Collection entries:
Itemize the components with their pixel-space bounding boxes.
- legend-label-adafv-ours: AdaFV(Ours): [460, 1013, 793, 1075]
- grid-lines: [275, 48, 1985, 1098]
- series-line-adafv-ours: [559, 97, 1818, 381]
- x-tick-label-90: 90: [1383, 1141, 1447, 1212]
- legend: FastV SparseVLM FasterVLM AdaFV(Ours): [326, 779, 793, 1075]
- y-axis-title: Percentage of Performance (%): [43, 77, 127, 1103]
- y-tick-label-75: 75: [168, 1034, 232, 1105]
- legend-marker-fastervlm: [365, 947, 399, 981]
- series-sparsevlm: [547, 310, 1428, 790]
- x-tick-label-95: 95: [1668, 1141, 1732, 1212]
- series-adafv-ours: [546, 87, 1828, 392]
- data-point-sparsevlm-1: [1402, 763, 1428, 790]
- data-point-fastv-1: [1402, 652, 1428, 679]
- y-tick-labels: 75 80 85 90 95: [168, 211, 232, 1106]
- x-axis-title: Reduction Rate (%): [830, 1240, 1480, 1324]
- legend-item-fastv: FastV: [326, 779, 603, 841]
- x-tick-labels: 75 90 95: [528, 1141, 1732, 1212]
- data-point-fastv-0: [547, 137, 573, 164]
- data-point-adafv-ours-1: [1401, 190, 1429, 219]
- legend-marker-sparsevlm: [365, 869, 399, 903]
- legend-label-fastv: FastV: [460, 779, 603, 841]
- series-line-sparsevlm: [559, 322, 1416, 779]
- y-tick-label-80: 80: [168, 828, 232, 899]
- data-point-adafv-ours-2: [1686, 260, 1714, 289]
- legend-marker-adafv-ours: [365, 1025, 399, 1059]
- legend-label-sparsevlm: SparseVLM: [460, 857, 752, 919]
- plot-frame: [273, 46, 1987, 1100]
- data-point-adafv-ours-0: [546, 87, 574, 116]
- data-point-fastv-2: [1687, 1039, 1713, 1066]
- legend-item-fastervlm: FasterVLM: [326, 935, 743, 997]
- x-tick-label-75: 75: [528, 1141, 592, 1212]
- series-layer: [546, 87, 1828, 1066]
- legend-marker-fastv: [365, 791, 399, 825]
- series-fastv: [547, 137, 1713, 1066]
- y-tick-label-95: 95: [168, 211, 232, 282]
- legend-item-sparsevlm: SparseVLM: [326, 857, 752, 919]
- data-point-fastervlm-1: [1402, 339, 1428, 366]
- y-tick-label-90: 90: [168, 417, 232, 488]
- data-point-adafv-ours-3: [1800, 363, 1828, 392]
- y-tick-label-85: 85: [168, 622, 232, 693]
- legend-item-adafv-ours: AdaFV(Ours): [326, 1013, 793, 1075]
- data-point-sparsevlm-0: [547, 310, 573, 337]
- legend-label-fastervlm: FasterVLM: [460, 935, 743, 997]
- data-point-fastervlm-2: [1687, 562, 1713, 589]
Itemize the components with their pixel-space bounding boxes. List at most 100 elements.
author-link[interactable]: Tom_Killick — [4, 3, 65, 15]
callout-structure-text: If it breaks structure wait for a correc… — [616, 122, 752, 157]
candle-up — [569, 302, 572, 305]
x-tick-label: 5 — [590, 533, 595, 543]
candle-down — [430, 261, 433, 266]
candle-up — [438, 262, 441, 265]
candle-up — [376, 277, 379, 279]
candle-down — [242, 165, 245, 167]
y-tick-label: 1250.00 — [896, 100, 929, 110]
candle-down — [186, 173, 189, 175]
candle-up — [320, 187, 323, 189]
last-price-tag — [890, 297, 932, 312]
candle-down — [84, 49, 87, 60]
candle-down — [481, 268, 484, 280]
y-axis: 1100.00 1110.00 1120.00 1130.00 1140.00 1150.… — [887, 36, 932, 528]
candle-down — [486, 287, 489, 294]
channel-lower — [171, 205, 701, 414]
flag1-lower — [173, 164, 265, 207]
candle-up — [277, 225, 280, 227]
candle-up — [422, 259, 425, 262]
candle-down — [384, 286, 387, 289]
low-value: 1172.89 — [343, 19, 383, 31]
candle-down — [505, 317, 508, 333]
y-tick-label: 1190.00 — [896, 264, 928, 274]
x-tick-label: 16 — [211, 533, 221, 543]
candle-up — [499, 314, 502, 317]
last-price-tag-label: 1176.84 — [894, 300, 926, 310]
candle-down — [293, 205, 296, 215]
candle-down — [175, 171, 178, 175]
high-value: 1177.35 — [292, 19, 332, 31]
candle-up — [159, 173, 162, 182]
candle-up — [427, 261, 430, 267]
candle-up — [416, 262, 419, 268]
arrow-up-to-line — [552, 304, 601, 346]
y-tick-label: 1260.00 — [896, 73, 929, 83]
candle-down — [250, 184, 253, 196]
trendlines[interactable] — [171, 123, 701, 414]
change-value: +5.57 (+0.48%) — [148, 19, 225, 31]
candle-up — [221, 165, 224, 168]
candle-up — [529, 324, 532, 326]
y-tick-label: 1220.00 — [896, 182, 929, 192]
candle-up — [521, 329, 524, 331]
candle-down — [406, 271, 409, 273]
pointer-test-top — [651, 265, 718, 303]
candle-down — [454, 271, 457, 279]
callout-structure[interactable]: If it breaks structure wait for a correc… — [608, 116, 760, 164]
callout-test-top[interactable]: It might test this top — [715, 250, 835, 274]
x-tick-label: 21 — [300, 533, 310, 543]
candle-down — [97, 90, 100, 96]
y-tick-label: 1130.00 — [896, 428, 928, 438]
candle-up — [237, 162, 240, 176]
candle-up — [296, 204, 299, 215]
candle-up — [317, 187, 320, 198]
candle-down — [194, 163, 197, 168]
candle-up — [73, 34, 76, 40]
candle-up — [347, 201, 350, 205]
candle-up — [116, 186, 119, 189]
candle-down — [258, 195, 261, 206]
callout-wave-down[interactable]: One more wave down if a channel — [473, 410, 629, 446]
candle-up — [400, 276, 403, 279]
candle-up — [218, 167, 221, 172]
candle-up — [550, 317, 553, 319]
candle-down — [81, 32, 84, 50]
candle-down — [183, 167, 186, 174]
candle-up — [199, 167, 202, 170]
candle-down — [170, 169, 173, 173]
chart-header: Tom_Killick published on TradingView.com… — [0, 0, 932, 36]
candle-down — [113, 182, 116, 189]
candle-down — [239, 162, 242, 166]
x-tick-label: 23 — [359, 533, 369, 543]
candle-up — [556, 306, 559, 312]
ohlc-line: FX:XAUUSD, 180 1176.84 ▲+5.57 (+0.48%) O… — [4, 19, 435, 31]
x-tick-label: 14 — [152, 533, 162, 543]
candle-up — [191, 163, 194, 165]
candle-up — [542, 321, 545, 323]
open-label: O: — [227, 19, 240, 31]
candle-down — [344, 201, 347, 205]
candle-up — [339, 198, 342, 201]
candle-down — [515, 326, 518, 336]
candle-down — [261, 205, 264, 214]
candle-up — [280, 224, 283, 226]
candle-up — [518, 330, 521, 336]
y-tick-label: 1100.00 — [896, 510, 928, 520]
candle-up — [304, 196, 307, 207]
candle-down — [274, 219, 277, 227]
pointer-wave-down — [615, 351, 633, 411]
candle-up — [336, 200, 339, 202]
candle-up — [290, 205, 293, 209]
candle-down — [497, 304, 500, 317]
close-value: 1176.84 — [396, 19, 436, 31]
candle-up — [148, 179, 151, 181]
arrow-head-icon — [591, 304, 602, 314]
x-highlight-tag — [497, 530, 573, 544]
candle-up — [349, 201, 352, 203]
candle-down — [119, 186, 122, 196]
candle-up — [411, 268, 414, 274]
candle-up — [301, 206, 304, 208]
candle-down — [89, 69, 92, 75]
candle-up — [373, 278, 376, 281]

What is asked: Duplicate the collection entries above line for line, without changing anything.

Solution:
Itemize the components with their pixel-space bounding boxes.
- legend-label-adafv-ours: AdaFV(Ours): [460, 1013, 793, 1075]
- grid-lines: [275, 48, 1985, 1098]
- series-line-adafv-ours: [559, 97, 1818, 381]
- x-tick-label-90: 90: [1383, 1141, 1447, 1212]
- legend: FastV SparseVLM FasterVLM AdaFV(Ours): [326, 779, 793, 1075]
- y-axis-title: Percentage of Performance (%): [43, 77, 127, 1103]
- y-tick-label-75: 75: [168, 1034, 232, 1105]
- legend-marker-fastervlm: [365, 947, 399, 981]
- series-sparsevlm: [547, 310, 1428, 790]
- x-tick-label-95: 95: [1668, 1141, 1732, 1212]
- series-adafv-ours: [546, 87, 1828, 392]
- data-point-sparsevlm-1: [1402, 763, 1428, 790]
- data-point-fastv-1: [1402, 652, 1428, 679]
- y-tick-labels: 75 80 85 90 95: [168, 211, 232, 1106]
- x-axis-title: Reduction Rate (%): [830, 1240, 1480, 1324]
- legend-item-fastv: FastV: [326, 779, 603, 841]
- x-tick-labels: 75 90 95: [528, 1141, 1732, 1212]
- data-point-fastv-0: [547, 137, 573, 164]
- data-point-adafv-ours-1: [1401, 190, 1429, 219]
- legend-marker-sparsevlm: [365, 869, 399, 903]
- legend-label-fastv: FastV: [460, 779, 603, 841]
- series-line-sparsevlm: [559, 322, 1416, 779]
- y-tick-label-80: 80: [168, 828, 232, 899]
- data-point-adafv-ours-2: [1686, 260, 1714, 289]
- legend-marker-adafv-ours: [365, 1025, 399, 1059]
- legend-label-sparsevlm: SparseVLM: [460, 857, 752, 919]
- plot-frame: [273, 46, 1987, 1100]
- data-point-adafv-ours-0: [546, 87, 574, 116]
- data-point-fastv-2: [1687, 1039, 1713, 1066]
- legend-item-fastervlm: FasterVLM: [326, 935, 743, 997]
- x-tick-label-75: 75: [528, 1141, 592, 1212]
- series-layer: [546, 87, 1828, 1066]
- legend-marker-fastv: [365, 791, 399, 825]
- series-fastv: [547, 137, 1713, 1066]
- y-tick-label-95: 95: [168, 211, 232, 282]
- legend-item-sparsevlm: SparseVLM: [326, 857, 752, 919]
- data-point-fastervlm-1: [1402, 339, 1428, 366]
- y-tick-label-90: 90: [168, 417, 232, 488]
- data-point-adafv-ours-3: [1800, 363, 1828, 392]
- y-tick-label-85: 85: [168, 622, 232, 693]
- legend-item-adafv-ours: AdaFV(Ours): [326, 1013, 793, 1075]
- data-point-sparsevlm-0: [547, 310, 573, 337]
- legend-label-fastervlm: FasterVLM: [460, 935, 743, 997]
- data-point-fastervlm-2: [1687, 562, 1713, 589]
Itemize the components with their pixel-space bounding boxes. List at most 100 elements.
author-link[interactable]: Tom_Killick — [4, 3, 65, 15]
callout-structure-text: If it breaks structure wait for a correc… — [616, 122, 752, 157]
candle-up — [569, 302, 572, 305]
x-tick-label: 5 — [590, 533, 595, 543]
candle-down — [430, 261, 433, 266]
candle-up — [438, 262, 441, 265]
candle-up — [376, 277, 379, 279]
candle-down — [242, 165, 245, 167]
y-tick-label: 1250.00 — [896, 100, 929, 110]
candle-down — [186, 173, 189, 175]
candle-up — [320, 187, 323, 189]
last-price-tag — [890, 297, 932, 312]
candle-down — [84, 49, 87, 60]
candle-down — [481, 268, 484, 280]
y-axis: 1100.00 1110.00 1120.00 1130.00 1140.00 1150.… — [887, 36, 932, 528]
candle-down — [486, 287, 489, 294]
channel-lower — [171, 205, 701, 414]
flag1-lower — [173, 164, 265, 207]
candle-up — [277, 225, 280, 227]
candle-up — [422, 259, 425, 262]
candle-down — [384, 286, 387, 289]
low-value: 1172.89 — [343, 19, 383, 31]
candle-down — [505, 317, 508, 333]
y-tick-label: 1190.00 — [896, 264, 928, 274]
x-tick-label: 16 — [211, 533, 221, 543]
candle-up — [499, 314, 502, 317]
last-price-tag-label: 1176.84 — [894, 300, 926, 310]
candle-down — [293, 205, 296, 215]
candle-down — [175, 171, 178, 175]
high-value: 1177.35 — [292, 19, 332, 31]
candle-up — [159, 173, 162, 182]
candle-up — [427, 261, 430, 267]
candle-up — [416, 262, 419, 268]
arrow-up-to-line — [552, 304, 601, 346]
y-tick-label: 1260.00 — [896, 73, 929, 83]
candle-down — [250, 184, 253, 196]
trendlines[interactable] — [171, 123, 701, 414]
change-value: +5.57 (+0.48%) — [148, 19, 225, 31]
candle-up — [221, 165, 224, 168]
candle-up — [529, 324, 532, 326]
y-tick-label: 1220.00 — [896, 182, 929, 192]
candle-up — [521, 329, 524, 331]
candle-down — [406, 271, 409, 273]
pointer-test-top — [651, 265, 718, 303]
candle-down — [454, 271, 457, 279]
callout-structure[interactable]: If it breaks structure wait for a correc… — [608, 116, 760, 164]
callout-test-top[interactable]: It might test this top — [715, 250, 835, 274]
x-tick-label: 21 — [300, 533, 310, 543]
candle-down — [97, 90, 100, 96]
y-tick-label: 1130.00 — [896, 428, 928, 438]
candle-up — [237, 162, 240, 176]
candle-up — [296, 204, 299, 215]
candle-up — [317, 187, 320, 198]
candle-down — [194, 163, 197, 168]
candle-up — [73, 34, 76, 40]
candle-up — [347, 201, 350, 205]
candle-up — [116, 186, 119, 189]
candle-down — [258, 195, 261, 206]
callout-wave-down[interactable]: One more wave down if a channel — [473, 410, 629, 446]
candle-up — [400, 276, 403, 279]
candle-up — [218, 167, 221, 172]
candle-up — [550, 317, 553, 319]
candle-down — [81, 32, 84, 50]
candle-down — [183, 167, 186, 174]
candle-up — [199, 167, 202, 170]
candle-down — [170, 169, 173, 173]
chart-header: Tom_Killick published on TradingView.com… — [0, 0, 932, 36]
candle-down — [113, 182, 116, 189]
candle-down — [239, 162, 242, 166]
x-tick-label: 23 — [359, 533, 369, 543]
candle-up — [556, 306, 559, 312]
ohlc-line: FX:XAUUSD, 180 1176.84 ▲+5.57 (+0.48%) O… — [4, 19, 435, 31]
x-tick-label: 14 — [152, 533, 162, 543]
candle-up — [191, 163, 194, 165]
candle-up — [542, 321, 545, 323]
open-label: O: — [227, 19, 240, 31]
candle-down — [344, 201, 347, 205]
candle-up — [339, 198, 342, 201]
candle-down — [515, 326, 518, 336]
candle-down — [261, 205, 264, 214]
candle-up — [280, 224, 283, 226]
candle-up — [518, 330, 521, 336]
y-tick-label: 1100.00 — [896, 510, 928, 520]
candle-up — [304, 196, 307, 207]
candle-down — [274, 219, 277, 227]
pointer-wave-down — [615, 351, 633, 411]
candle-up — [336, 200, 339, 202]
candle-up — [290, 205, 293, 209]
candle-down — [497, 304, 500, 317]
close-value: 1176.84 — [396, 19, 436, 31]
candle-up — [148, 179, 151, 181]
arrow-head-icon — [591, 304, 602, 314]
x-highlight-tag — [497, 530, 573, 544]
candle-up — [349, 201, 352, 203]
candle-down — [119, 186, 122, 196]
candle-up — [411, 268, 414, 274]
candle-up — [301, 206, 304, 208]
candle-down — [89, 69, 92, 75]
candle-up — [373, 278, 376, 281]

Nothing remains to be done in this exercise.